▶ Your goal
Your answer should be a single number: the count of lines holding the word "values".

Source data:
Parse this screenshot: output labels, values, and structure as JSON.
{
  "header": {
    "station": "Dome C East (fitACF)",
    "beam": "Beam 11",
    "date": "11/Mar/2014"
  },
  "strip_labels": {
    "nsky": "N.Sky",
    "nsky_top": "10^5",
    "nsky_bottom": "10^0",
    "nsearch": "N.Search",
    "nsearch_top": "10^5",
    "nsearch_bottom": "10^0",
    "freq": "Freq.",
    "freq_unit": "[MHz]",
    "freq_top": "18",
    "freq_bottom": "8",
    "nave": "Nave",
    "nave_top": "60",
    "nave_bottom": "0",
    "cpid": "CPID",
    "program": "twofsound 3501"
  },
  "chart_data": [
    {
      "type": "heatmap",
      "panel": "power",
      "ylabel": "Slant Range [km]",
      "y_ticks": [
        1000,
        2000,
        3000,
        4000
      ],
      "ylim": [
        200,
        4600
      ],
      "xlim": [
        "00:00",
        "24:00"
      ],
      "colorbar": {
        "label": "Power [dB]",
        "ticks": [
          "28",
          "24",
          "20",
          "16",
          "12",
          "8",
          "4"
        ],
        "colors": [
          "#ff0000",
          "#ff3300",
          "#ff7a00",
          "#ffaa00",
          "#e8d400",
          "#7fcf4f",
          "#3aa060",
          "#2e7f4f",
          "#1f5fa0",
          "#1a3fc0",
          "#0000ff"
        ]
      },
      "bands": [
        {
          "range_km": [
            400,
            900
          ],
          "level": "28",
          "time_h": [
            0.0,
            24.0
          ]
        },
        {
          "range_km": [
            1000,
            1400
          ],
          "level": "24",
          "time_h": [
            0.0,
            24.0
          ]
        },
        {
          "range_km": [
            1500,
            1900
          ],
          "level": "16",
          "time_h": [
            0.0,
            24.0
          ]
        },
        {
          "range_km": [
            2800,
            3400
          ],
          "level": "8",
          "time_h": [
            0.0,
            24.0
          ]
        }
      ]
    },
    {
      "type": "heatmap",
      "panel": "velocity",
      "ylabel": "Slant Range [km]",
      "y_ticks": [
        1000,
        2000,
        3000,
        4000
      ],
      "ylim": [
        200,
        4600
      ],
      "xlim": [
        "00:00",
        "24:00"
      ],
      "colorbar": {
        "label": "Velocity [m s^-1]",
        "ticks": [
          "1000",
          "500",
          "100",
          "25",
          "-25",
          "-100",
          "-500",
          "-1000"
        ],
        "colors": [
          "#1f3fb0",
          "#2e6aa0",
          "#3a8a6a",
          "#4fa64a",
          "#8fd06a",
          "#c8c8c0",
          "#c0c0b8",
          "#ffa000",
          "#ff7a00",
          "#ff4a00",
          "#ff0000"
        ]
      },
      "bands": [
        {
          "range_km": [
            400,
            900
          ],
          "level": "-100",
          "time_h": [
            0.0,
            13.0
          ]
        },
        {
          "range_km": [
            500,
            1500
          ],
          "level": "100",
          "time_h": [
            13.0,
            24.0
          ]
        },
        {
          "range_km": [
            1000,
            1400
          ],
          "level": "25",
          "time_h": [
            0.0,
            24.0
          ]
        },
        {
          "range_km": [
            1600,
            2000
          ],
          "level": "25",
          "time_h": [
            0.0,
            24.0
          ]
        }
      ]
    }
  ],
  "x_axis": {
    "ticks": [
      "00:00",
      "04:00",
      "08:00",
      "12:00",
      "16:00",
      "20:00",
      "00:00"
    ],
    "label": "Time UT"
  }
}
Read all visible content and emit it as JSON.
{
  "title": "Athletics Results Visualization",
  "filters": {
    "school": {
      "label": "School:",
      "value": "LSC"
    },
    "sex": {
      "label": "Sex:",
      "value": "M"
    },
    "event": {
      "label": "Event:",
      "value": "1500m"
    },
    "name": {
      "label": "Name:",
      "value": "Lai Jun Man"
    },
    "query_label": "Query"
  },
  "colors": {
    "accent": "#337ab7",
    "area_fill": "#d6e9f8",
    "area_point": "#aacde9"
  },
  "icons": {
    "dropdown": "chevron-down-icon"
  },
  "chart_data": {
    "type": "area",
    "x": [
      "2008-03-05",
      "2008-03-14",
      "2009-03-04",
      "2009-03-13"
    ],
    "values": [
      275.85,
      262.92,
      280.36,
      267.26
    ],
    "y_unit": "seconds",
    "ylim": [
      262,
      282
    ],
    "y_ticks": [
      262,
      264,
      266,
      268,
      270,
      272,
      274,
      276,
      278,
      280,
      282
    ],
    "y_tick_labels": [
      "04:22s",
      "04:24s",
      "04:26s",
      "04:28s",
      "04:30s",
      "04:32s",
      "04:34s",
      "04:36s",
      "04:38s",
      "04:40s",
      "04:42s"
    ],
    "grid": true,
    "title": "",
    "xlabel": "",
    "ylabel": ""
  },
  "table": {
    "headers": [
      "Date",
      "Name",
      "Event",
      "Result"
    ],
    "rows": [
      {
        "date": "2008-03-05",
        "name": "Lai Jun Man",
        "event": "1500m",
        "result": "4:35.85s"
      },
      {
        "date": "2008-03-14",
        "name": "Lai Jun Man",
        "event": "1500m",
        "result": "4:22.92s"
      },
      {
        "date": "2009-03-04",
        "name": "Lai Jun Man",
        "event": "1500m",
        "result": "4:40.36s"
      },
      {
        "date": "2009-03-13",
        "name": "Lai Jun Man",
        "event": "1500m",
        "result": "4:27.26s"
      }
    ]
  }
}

▶ Result below
2